Make an exact copy of the entries, and keep any pictures out of it.

══ Data provided ══

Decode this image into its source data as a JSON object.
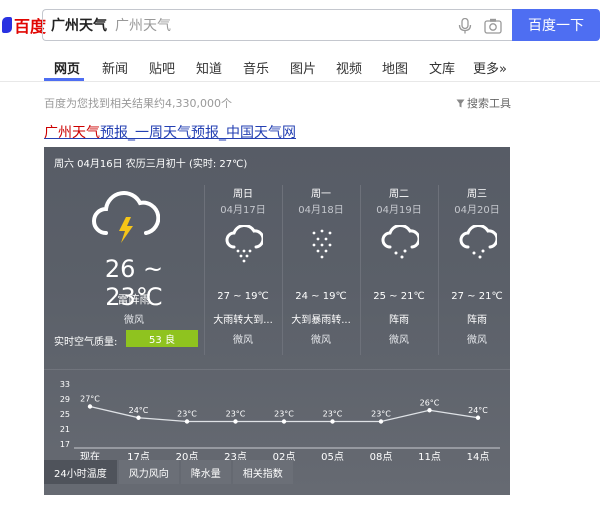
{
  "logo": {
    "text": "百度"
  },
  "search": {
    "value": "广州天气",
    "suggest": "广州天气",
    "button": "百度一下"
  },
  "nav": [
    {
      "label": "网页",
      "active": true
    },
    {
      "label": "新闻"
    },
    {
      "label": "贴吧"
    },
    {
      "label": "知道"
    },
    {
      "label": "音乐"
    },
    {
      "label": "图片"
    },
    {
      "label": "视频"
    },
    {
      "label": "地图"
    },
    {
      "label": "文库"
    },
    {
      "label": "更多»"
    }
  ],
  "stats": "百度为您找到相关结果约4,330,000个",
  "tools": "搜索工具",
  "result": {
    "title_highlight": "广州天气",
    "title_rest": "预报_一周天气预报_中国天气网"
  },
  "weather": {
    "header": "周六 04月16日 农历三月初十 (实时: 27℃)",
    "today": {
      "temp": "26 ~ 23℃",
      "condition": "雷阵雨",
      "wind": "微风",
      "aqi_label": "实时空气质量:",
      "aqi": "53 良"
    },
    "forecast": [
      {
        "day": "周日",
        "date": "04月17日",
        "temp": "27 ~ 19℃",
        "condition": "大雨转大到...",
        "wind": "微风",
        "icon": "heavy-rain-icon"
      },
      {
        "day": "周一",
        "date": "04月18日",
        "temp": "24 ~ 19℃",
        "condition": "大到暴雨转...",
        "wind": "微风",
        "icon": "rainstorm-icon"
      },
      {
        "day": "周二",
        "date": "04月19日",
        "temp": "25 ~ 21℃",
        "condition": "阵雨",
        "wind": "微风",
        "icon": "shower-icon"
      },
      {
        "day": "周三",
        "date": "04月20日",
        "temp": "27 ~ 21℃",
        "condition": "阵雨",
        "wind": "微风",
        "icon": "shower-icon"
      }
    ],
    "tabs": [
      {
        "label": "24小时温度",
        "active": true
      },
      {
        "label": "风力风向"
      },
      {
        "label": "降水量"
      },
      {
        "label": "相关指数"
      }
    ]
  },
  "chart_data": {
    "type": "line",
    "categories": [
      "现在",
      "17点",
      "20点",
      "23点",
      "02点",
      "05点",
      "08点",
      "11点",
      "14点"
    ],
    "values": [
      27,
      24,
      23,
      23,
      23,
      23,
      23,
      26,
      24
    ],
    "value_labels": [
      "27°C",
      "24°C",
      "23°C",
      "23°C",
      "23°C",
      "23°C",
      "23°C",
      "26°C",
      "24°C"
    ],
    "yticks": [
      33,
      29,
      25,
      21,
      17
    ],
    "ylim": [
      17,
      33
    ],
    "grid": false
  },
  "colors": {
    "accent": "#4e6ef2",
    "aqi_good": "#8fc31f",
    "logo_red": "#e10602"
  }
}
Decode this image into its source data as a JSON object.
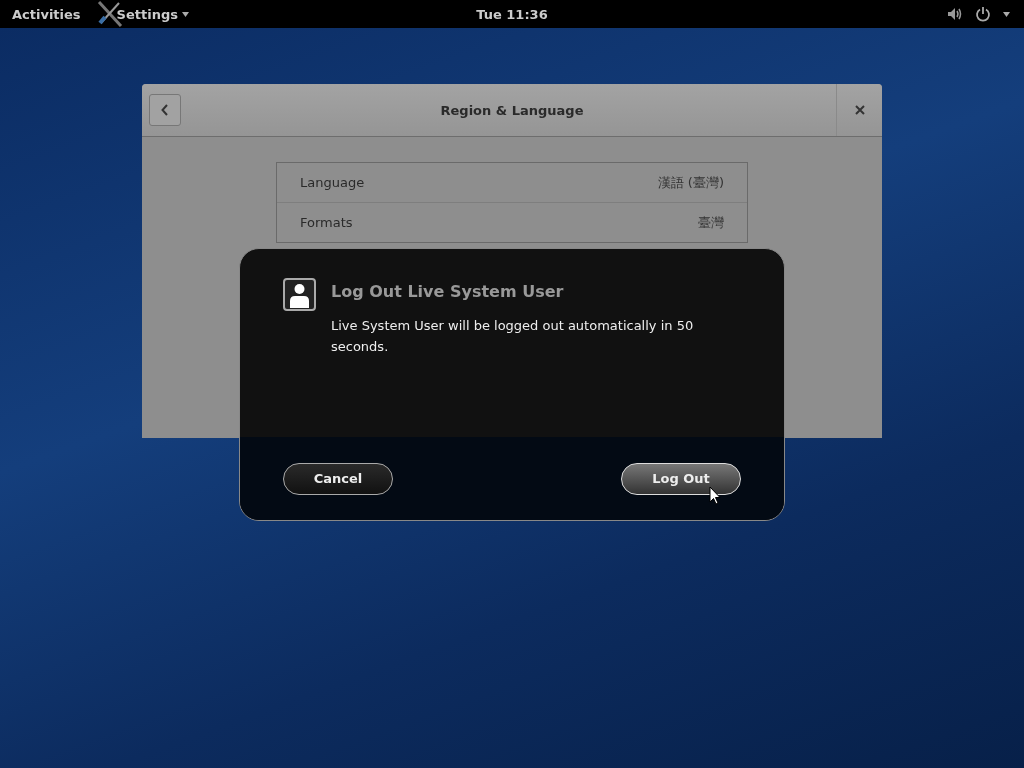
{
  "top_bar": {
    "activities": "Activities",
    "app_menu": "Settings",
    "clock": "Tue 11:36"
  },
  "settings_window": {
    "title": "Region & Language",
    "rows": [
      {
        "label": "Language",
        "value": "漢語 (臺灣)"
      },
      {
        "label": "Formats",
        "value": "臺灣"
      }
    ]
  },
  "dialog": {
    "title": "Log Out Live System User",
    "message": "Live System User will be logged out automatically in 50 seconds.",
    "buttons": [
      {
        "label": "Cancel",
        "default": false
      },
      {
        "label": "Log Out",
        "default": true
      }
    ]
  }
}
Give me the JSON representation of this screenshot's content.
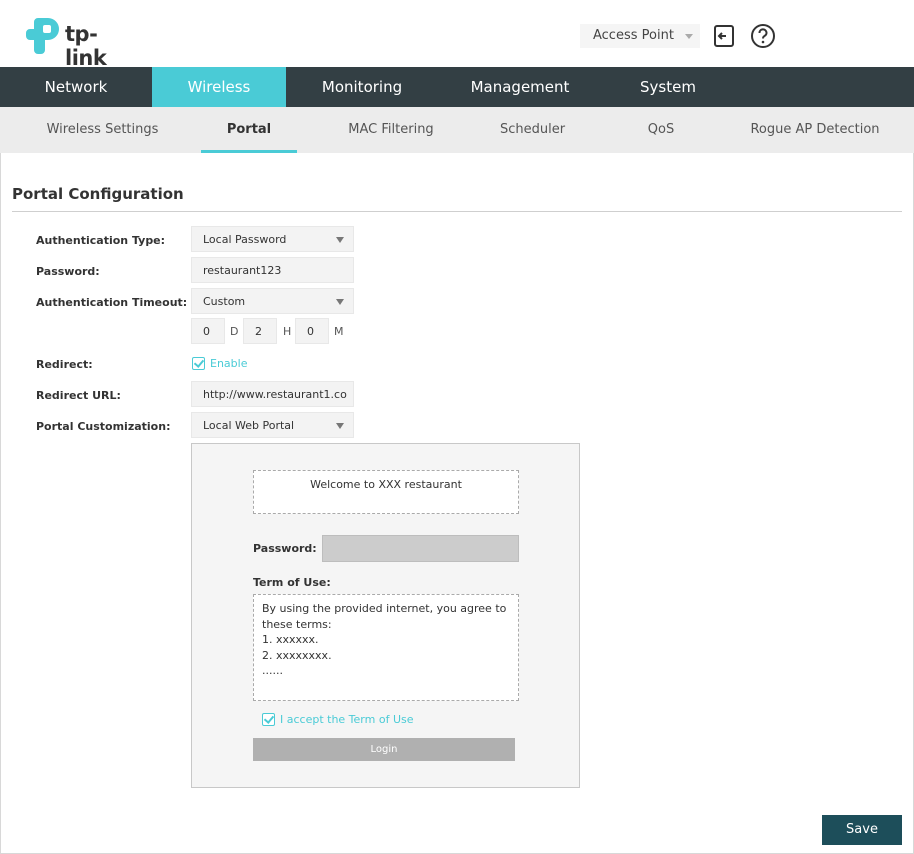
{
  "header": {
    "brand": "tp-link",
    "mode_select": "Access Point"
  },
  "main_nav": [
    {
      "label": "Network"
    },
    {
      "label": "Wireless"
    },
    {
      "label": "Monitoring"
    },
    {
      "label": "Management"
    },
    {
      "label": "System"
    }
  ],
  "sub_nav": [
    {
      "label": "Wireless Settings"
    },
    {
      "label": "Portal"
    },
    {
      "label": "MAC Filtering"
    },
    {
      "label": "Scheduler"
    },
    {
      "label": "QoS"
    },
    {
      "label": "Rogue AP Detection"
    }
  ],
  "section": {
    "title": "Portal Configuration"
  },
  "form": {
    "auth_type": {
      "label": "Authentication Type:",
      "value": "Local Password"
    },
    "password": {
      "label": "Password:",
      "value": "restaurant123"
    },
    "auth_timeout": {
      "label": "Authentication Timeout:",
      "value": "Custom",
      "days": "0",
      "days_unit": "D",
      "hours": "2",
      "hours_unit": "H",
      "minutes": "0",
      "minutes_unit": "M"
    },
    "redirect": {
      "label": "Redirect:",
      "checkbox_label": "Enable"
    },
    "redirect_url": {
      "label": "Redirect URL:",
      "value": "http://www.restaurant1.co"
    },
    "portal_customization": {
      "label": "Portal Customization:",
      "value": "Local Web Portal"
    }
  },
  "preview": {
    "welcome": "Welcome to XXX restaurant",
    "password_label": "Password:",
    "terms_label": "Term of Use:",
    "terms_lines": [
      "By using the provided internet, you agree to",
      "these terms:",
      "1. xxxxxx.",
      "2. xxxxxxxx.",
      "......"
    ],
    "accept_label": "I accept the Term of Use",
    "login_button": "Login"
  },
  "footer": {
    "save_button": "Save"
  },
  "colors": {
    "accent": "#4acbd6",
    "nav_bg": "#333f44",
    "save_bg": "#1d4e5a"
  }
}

═══

▶ [The output]
Decode this image into its source data as a JSON object.
{
  "logo": {
    "text": "百度"
  },
  "search": {
    "value": "广州天气",
    "suggest": "广州天气",
    "button": "百度一下"
  },
  "nav": [
    {
      "label": "网页",
      "active": true
    },
    {
      "label": "新闻"
    },
    {
      "label": "贴吧"
    },
    {
      "label": "知道"
    },
    {
      "label": "音乐"
    },
    {
      "label": "图片"
    },
    {
      "label": "视频"
    },
    {
      "label": "地图"
    },
    {
      "label": "文库"
    },
    {
      "label": "更多»"
    }
  ],
  "stats": "百度为您找到相关结果约4,330,000个",
  "tools": "搜索工具",
  "result": {
    "title_highlight": "广州天气",
    "title_rest": "预报_一周天气预报_中国天气网"
  },
  "weather": {
    "header": "周六 04月16日 农历三月初十 (实时: 27℃)",
    "today": {
      "temp": "26 ~ 23℃",
      "condition": "雷阵雨",
      "wind": "微风",
      "aqi_label": "实时空气质量:",
      "aqi": "53 良"
    },
    "forecast": [
      {
        "day": "周日",
        "date": "04月17日",
        "temp": "27 ~ 19℃",
        "condition": "大雨转大到...",
        "wind": "微风",
        "icon": "heavy-rain-icon"
      },
      {
        "day": "周一",
        "date": "04月18日",
        "temp": "24 ~ 19℃",
        "condition": "大到暴雨转...",
        "wind": "微风",
        "icon": "rainstorm-icon"
      },
      {
        "day": "周二",
        "date": "04月19日",
        "temp": "25 ~ 21℃",
        "condition": "阵雨",
        "wind": "微风",
        "icon": "shower-icon"
      },
      {
        "day": "周三",
        "date": "04月20日",
        "temp": "27 ~ 21℃",
        "condition": "阵雨",
        "wind": "微风",
        "icon": "shower-icon"
      }
    ],
    "tabs": [
      {
        "label": "24小时温度",
        "active": true
      },
      {
        "label": "风力风向"
      },
      {
        "label": "降水量"
      },
      {
        "label": "相关指数"
      }
    ]
  },
  "chart_data": {
    "type": "line",
    "categories": [
      "现在",
      "17点",
      "20点",
      "23点",
      "02点",
      "05点",
      "08点",
      "11点",
      "14点"
    ],
    "values": [
      27,
      24,
      23,
      23,
      23,
      23,
      23,
      26,
      24
    ],
    "value_labels": [
      "27°C",
      "24°C",
      "23°C",
      "23°C",
      "23°C",
      "23°C",
      "23°C",
      "26°C",
      "24°C"
    ],
    "yticks": [
      33,
      29,
      25,
      21,
      17
    ],
    "ylim": [
      17,
      33
    ],
    "grid": false
  },
  "colors": {
    "accent": "#4e6ef2",
    "aqi_good": "#8fc31f",
    "logo_red": "#e10602"
  }
}
Decode this image into its source data as a JSON object.
{
  "top_bar": {
    "activities": "Activities",
    "app_menu": "Settings",
    "clock": "Tue 11:36"
  },
  "settings_window": {
    "title": "Region & Language",
    "rows": [
      {
        "label": "Language",
        "value": "漢語 (臺灣)"
      },
      {
        "label": "Formats",
        "value": "臺灣"
      }
    ]
  },
  "dialog": {
    "title": "Log Out Live System User",
    "message": "Live System User will be logged out automatically in 50 seconds.",
    "buttons": [
      {
        "label": "Cancel",
        "default": false
      },
      {
        "label": "Log Out",
        "default": true
      }
    ]
  }
}
Give me the JSON representation of this screenshot's content.
{
  "header": {
    "brand": "tp-link",
    "mode_select": "Access Point"
  },
  "main_nav": [
    {
      "label": "Network"
    },
    {
      "label": "Wireless"
    },
    {
      "label": "Monitoring"
    },
    {
      "label": "Management"
    },
    {
      "label": "System"
    }
  ],
  "sub_nav": [
    {
      "label": "Wireless Settings"
    },
    {
      "label": "Portal"
    },
    {
      "label": "MAC Filtering"
    },
    {
      "label": "Scheduler"
    },
    {
      "label": "QoS"
    },
    {
      "label": "Rogue AP Detection"
    }
  ],
  "section": {
    "title": "Portal Configuration"
  },
  "form": {
    "auth_type": {
      "label": "Authentication Type:",
      "value": "Local Password"
    },
    "password": {
      "label": "Password:",
      "value": "restaurant123"
    },
    "auth_timeout": {
      "label": "Authentication Timeout:",
      "value": "Custom",
      "days": "0",
      "days_unit": "D",
      "hours": "2",
      "hours_unit": "H",
      "minutes": "0",
      "minutes_unit": "M"
    },
    "redirect": {
      "label": "Redirect:",
      "checkbox_label": "Enable"
    },
    "redirect_url": {
      "label": "Redirect URL:",
      "value": "http://www.restaurant1.co"
    },
    "portal_customization": {
      "label": "Portal Customization:",
      "value": "Local Web Portal"
    }
  },
  "preview": {
    "welcome": "Welcome to XXX restaurant",
    "password_label": "Password:",
    "terms_label": "Term of Use:",
    "terms_lines": [
      "By using the provided internet, you agree to",
      "these terms:",
      "1. xxxxxx.",
      "2. xxxxxxxx.",
      "......"
    ],
    "accept_label": "I accept the Term of Use",
    "login_button": "Login"
  },
  "footer": {
    "save_button": "Save"
  },
  "colors": {
    "accent": "#4acbd6",
    "nav_bg": "#333f44",
    "save_bg": "#1d4e5a"
  }
}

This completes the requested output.